▶ **What to do**:
Identify each line below that contains the word "Loading", and copy it out.

>> BEGIN Supplied data

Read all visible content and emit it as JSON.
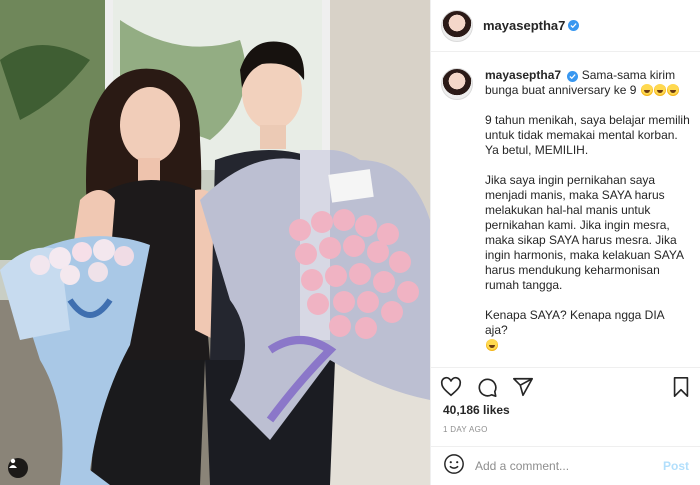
{
  "post": {
    "username": "mayaseptha7",
    "caption_intro": "Sama-sama kirim bunga buat anniversary ke 9",
    "caption_paragraphs": [
      "9 tahun menikah, saya belajar memilih untuk tidak memakai mental korban. Ya betul, MEMILIH.",
      "Jika saya ingin pernikahan saya menjadi manis, maka SAYA harus melakukan hal-hal manis untuk pernikahan kami. Jika ingin mesra, maka sikap SAYA harus mesra. Jika ingin harmonis, maka kelakuan SAYA harus mendukung keharmonisan rumah tangga.",
      "Kenapa SAYA? Kenapa ngga DIA aja?"
    ],
    "likes": "40,186 likes",
    "date": "1 DAY AGO"
  },
  "comment": {
    "placeholder": "Add a comment...",
    "post_label": "Post"
  },
  "colors": {
    "verified": "#3897f0",
    "post_button": "#b2dffc",
    "text": "#262626",
    "muted": "#8e8e8e"
  },
  "icons": [
    "verified-badge-icon",
    "heart-icon",
    "comment-icon",
    "share-icon",
    "bookmark-icon",
    "emoji-icon",
    "user-tag-icon"
  ]
}
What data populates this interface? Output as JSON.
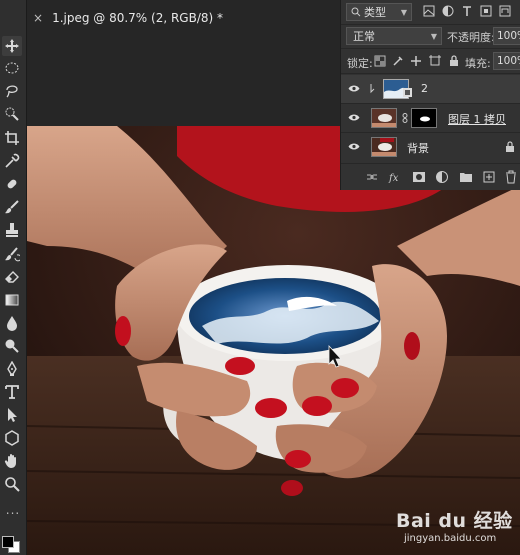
{
  "document_tab": {
    "title": "1.jpeg @ 80.7% (2, RGB/8) *",
    "close_glyph": "×"
  },
  "layers_panel": {
    "filter_kind": "类型",
    "blend_mode": "正常",
    "opacity_label": "不透明度:",
    "opacity_value": "100%",
    "lock_label": "锁定:",
    "fill_label": "填充:",
    "fill_value": "100%",
    "layers": [
      {
        "name": "2",
        "visible": true,
        "selected": true
      },
      {
        "name": "图层 1 拷贝",
        "visible": true,
        "selected": false
      },
      {
        "name": "背景",
        "visible": true,
        "selected": false,
        "locked": true
      }
    ]
  },
  "toolbar": {
    "tools": [
      "move-tool",
      "marquee-tool",
      "lasso-tool",
      "quick-select-tool",
      "crop-tool",
      "eyedropper-tool",
      "healing-brush-tool",
      "brush-tool",
      "stamp-tool",
      "history-brush-tool",
      "eraser-tool",
      "gradient-tool",
      "blur-tool",
      "dodge-tool",
      "pen-tool",
      "type-tool",
      "path-select-tool",
      "shape-tool",
      "hand-tool",
      "zoom-tool"
    ],
    "more_glyph": "..."
  },
  "watermark": {
    "logo_text": "Bai du 经验",
    "url": "jingyan.baidu.com"
  },
  "colors": {
    "panel_bg": "#323232",
    "toolbar_bg": "#2f2f2f",
    "canvas_bg": "#262626",
    "selected_layer": "#3c3c3c"
  }
}
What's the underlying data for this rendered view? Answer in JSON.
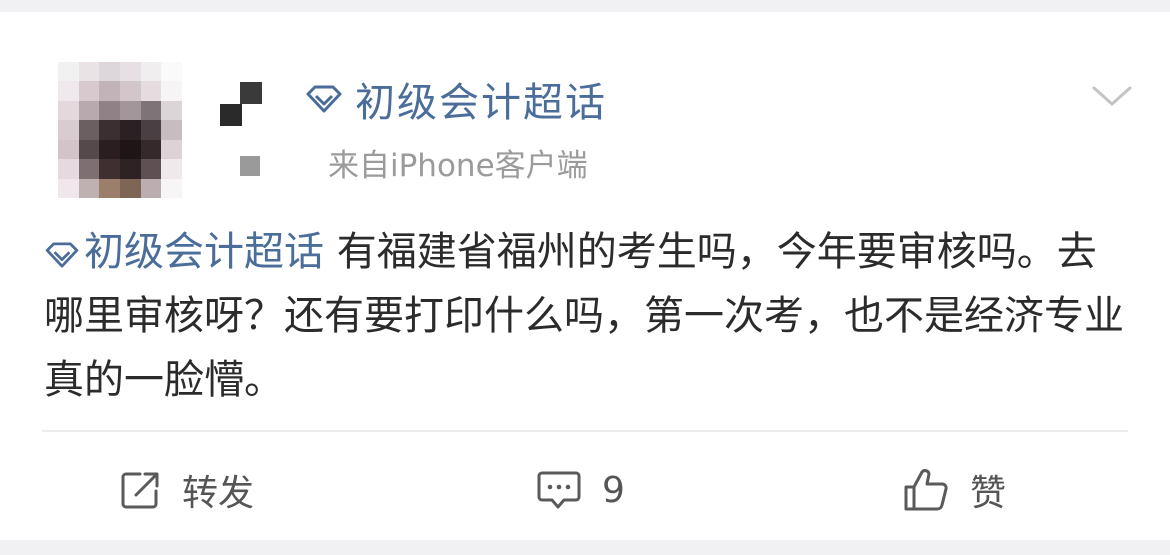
{
  "post": {
    "super_topic": "初级会计超话",
    "source": "来自iPhone客户端",
    "body": {
      "topic": "初级会计超话",
      "text": " 有福建省福州的考生吗，今年要审核吗。去哪里审核呀？还有要打印什么吗，第一次考，也不是经济专业真的一脸懵。"
    },
    "actions": {
      "forward_label": "转发",
      "comment_count": "9",
      "like_label": "赞"
    }
  },
  "colors": {
    "link": "#4a6d9a",
    "text": "#2b2b2b",
    "secondary": "#9b9b9b",
    "background": "#f1f1f3"
  },
  "icons": [
    "diamond-icon",
    "chevron-down-icon",
    "forward-icon",
    "comment-icon",
    "like-icon"
  ]
}
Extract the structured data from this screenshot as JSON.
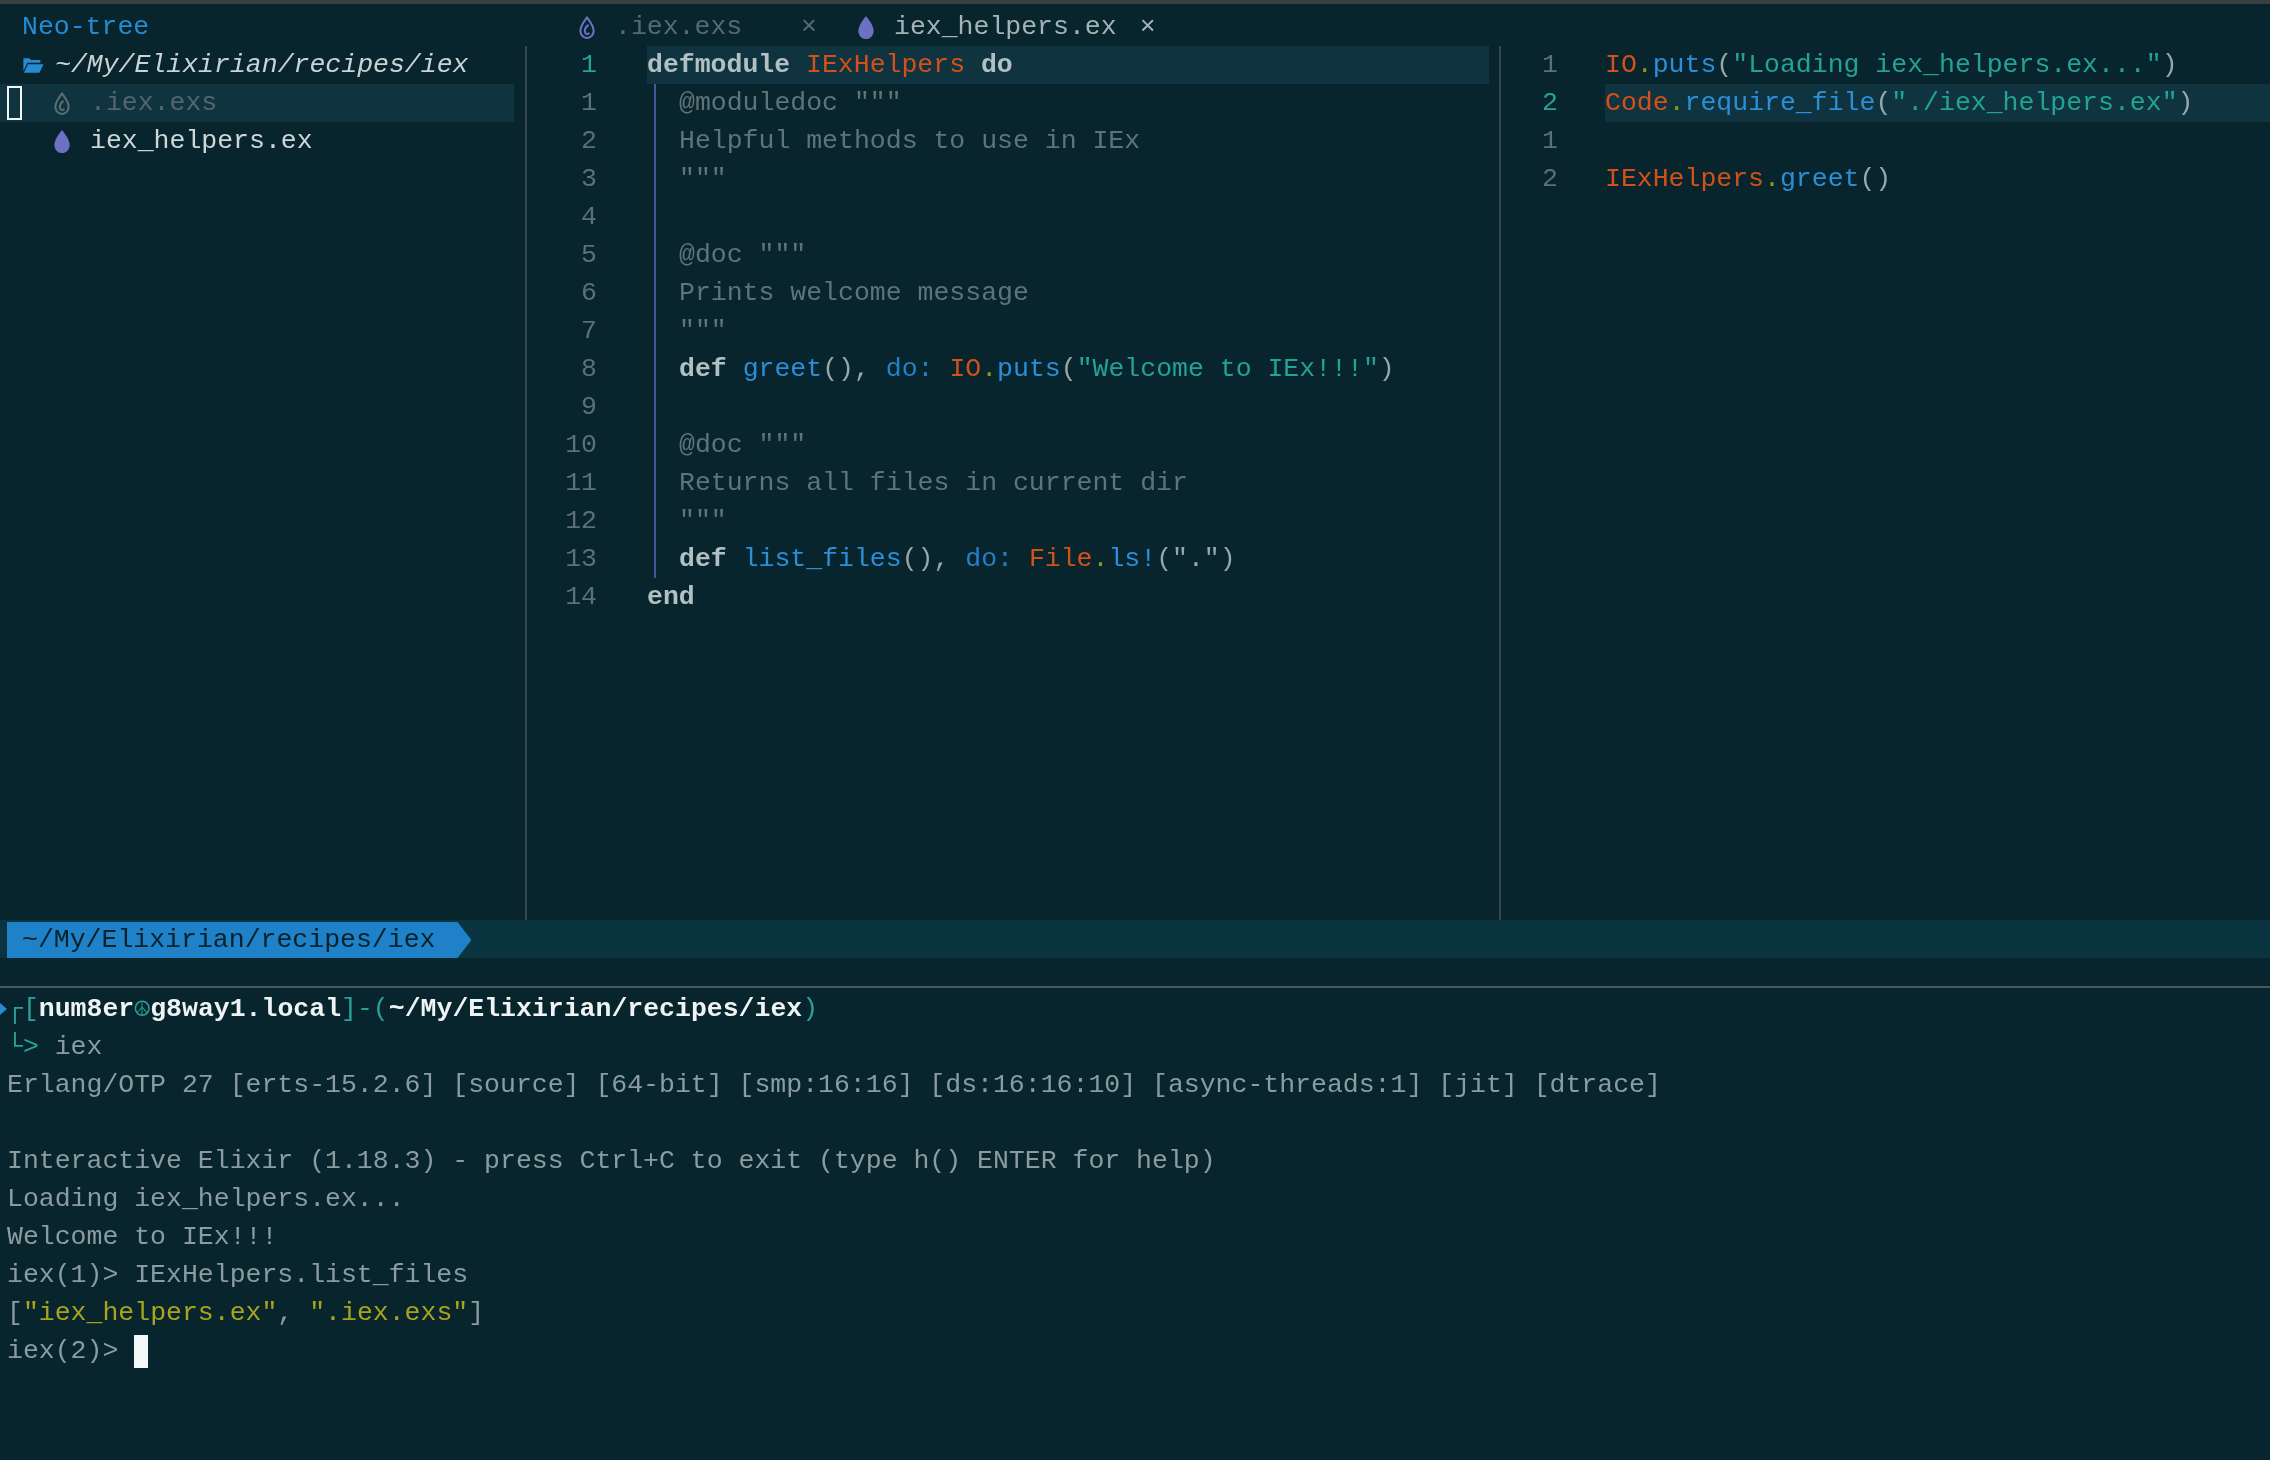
{
  "sidebar": {
    "title": "Neo-tree",
    "root": {
      "label": "~/My/Elixirian/recipes/iex",
      "expanded": true,
      "children": [
        {
          "label": ".iex.exs",
          "kind": "script",
          "hidden": true,
          "selected": true
        },
        {
          "label": "iex_helpers.ex",
          "kind": "source",
          "hidden": false,
          "selected": false
        }
      ]
    }
  },
  "tabs": [
    {
      "label": ".iex.exs",
      "kind": "script",
      "selected": false,
      "close": "×"
    },
    {
      "label": "iex_helpers.ex",
      "kind": "source",
      "selected": true,
      "close": "×"
    }
  ],
  "editor": {
    "lines": [
      {
        "number": "1",
        "current": true,
        "tokens": [
          {
            "text": "defmodule ",
            "kind": "keyword"
          },
          {
            "text": "IExHelpers",
            "kind": "module"
          },
          {
            "text": " do",
            "kind": "keyword"
          }
        ],
        "children": [
          {
            "number": "1",
            "current": false,
            "tokens": [
              {
                "text": "@moduledoc \"\"\"",
                "kind": "doc"
              }
            ]
          },
          {
            "number": "2",
            "current": false,
            "tokens": [
              {
                "text": "Helpful methods to use in IEx",
                "kind": "doc"
              }
            ]
          },
          {
            "number": "3",
            "current": false,
            "tokens": [
              {
                "text": "\"\"\"",
                "kind": "doc"
              }
            ]
          },
          {
            "number": "4",
            "current": false
          },
          {
            "number": "5",
            "current": false,
            "tokens": [
              {
                "text": "@doc \"\"\"",
                "kind": "doc"
              }
            ]
          },
          {
            "number": "6",
            "current": false,
            "tokens": [
              {
                "text": "Prints welcome message",
                "kind": "doc"
              }
            ]
          },
          {
            "number": "7",
            "current": false,
            "tokens": [
              {
                "text": "\"\"\"",
                "kind": "doc"
              }
            ]
          },
          {
            "number": "8",
            "current": false,
            "tokens": [
              {
                "text": "def ",
                "kind": "keyword"
              },
              {
                "text": "greet",
                "kind": "function"
              },
              {
                "text": "(), ",
                "kind": "punct"
              },
              {
                "text": "do: ",
                "kind": "atom"
              },
              {
                "text": "IO",
                "kind": "module"
              },
              {
                "text": ".",
                "kind": "dot"
              },
              {
                "text": "puts",
                "kind": "function"
              },
              {
                "text": "(",
                "kind": "punct"
              },
              {
                "text": "\"Welcome to IEx!!!\"",
                "kind": "string"
              },
              {
                "text": ")",
                "kind": "punct"
              }
            ]
          },
          {
            "number": "9",
            "current": false
          },
          {
            "number": "10",
            "current": false,
            "tokens": [
              {
                "text": "@doc \"\"\"",
                "kind": "doc"
              }
            ]
          },
          {
            "number": "11",
            "current": false,
            "tokens": [
              {
                "text": "Returns all files in current dir",
                "kind": "doc"
              }
            ]
          },
          {
            "number": "12",
            "current": false,
            "tokens": [
              {
                "text": "\"\"\"",
                "kind": "doc"
              }
            ]
          },
          {
            "number": "13",
            "current": false,
            "tokens": [
              {
                "text": "def ",
                "kind": "keyword"
              },
              {
                "text": "list_files",
                "kind": "function"
              },
              {
                "text": "(), ",
                "kind": "punct"
              },
              {
                "text": "do: ",
                "kind": "atom"
              },
              {
                "text": "File",
                "kind": "module"
              },
              {
                "text": ".",
                "kind": "dot"
              },
              {
                "text": "ls!",
                "kind": "function"
              },
              {
                "text": "(\".\")",
                "kind": "punct"
              }
            ]
          }
        ]
      },
      {
        "number": "14",
        "current": false,
        "tokens": [
          {
            "text": "end",
            "kind": "keyword"
          }
        ]
      }
    ]
  },
  "split": {
    "lines": [
      {
        "number": "1",
        "current": false,
        "tokens": [
          {
            "text": "IO",
            "kind": "module"
          },
          {
            "text": ".",
            "kind": "dot"
          },
          {
            "text": "puts",
            "kind": "function"
          },
          {
            "text": "(",
            "kind": "punct"
          },
          {
            "text": "\"Loading iex_helpers.ex...\"",
            "kind": "string"
          },
          {
            "text": ")",
            "kind": "punct"
          }
        ]
      },
      {
        "number": "2",
        "current": true,
        "tokens": [
          {
            "text": "Code",
            "kind": "module"
          },
          {
            "text": ".",
            "kind": "dot"
          },
          {
            "text": "require_file",
            "kind": "function"
          },
          {
            "text": "(",
            "kind": "punct"
          },
          {
            "text": "\"./iex_helpers.ex\"",
            "kind": "string"
          },
          {
            "text": ")",
            "kind": "punct"
          }
        ]
      },
      {
        "number": "1",
        "current": false
      },
      {
        "number": "2",
        "current": false,
        "tokens": [
          {
            "text": "IExHelpers",
            "kind": "module"
          },
          {
            "text": ".",
            "kind": "dot"
          },
          {
            "text": "greet",
            "kind": "function"
          },
          {
            "text": "()",
            "kind": "punct"
          }
        ]
      }
    ]
  },
  "status_line": {
    "path": "~/My/Elixirian/recipes/iex"
  },
  "terminal": {
    "prompt": [
      {
        "text": "┌[",
        "kind": "frame"
      },
      {
        "text": "num8er",
        "kind": "value"
      },
      {
        "text": "☮",
        "kind": "frame"
      },
      {
        "text": "g8way1.local",
        "kind": "value"
      },
      {
        "text": "]-(",
        "kind": "frame"
      },
      {
        "text": "~/My/Elixirian/recipes/iex",
        "kind": "value"
      },
      {
        "text": ")",
        "kind": "frame"
      }
    ],
    "command": {
      "arrow": "└>",
      "text": "iex"
    },
    "lines": [
      {
        "kind": "output",
        "text": "Erlang/OTP 27 [erts-15.2.6] [source] [64-bit] [smp:16:16] [ds:16:16:10] [async-threads:1] [jit] [dtrace]"
      },
      {
        "kind": "blank"
      },
      {
        "kind": "output",
        "text": "Interactive Elixir (1.18.3) - press Ctrl+C to exit (type h() ENTER for help)"
      },
      {
        "kind": "output",
        "text": "Loading iex_helpers.ex..."
      },
      {
        "kind": "output",
        "text": "Welcome to IEx!!!"
      },
      {
        "kind": "output",
        "text": "iex(1)> IExHelpers.list_files"
      },
      {
        "kind": "result",
        "tokens": [
          {
            "text": "[",
            "kind": "punct"
          },
          {
            "text": "\"iex_helpers.ex\"",
            "kind": "string"
          },
          {
            "text": ", ",
            "kind": "punct"
          },
          {
            "text": "\".iex.exs\"",
            "kind": "string"
          },
          {
            "text": "]",
            "kind": "punct"
          }
        ]
      },
      {
        "kind": "input",
        "text": "iex(2)>",
        "cursor": true
      }
    ]
  }
}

>> END Supplied data

▶ **Full solution**:
            "text": "\"Loading iex_helpers.ex...\"",
        "text": "Loading iex_helpers.ex..."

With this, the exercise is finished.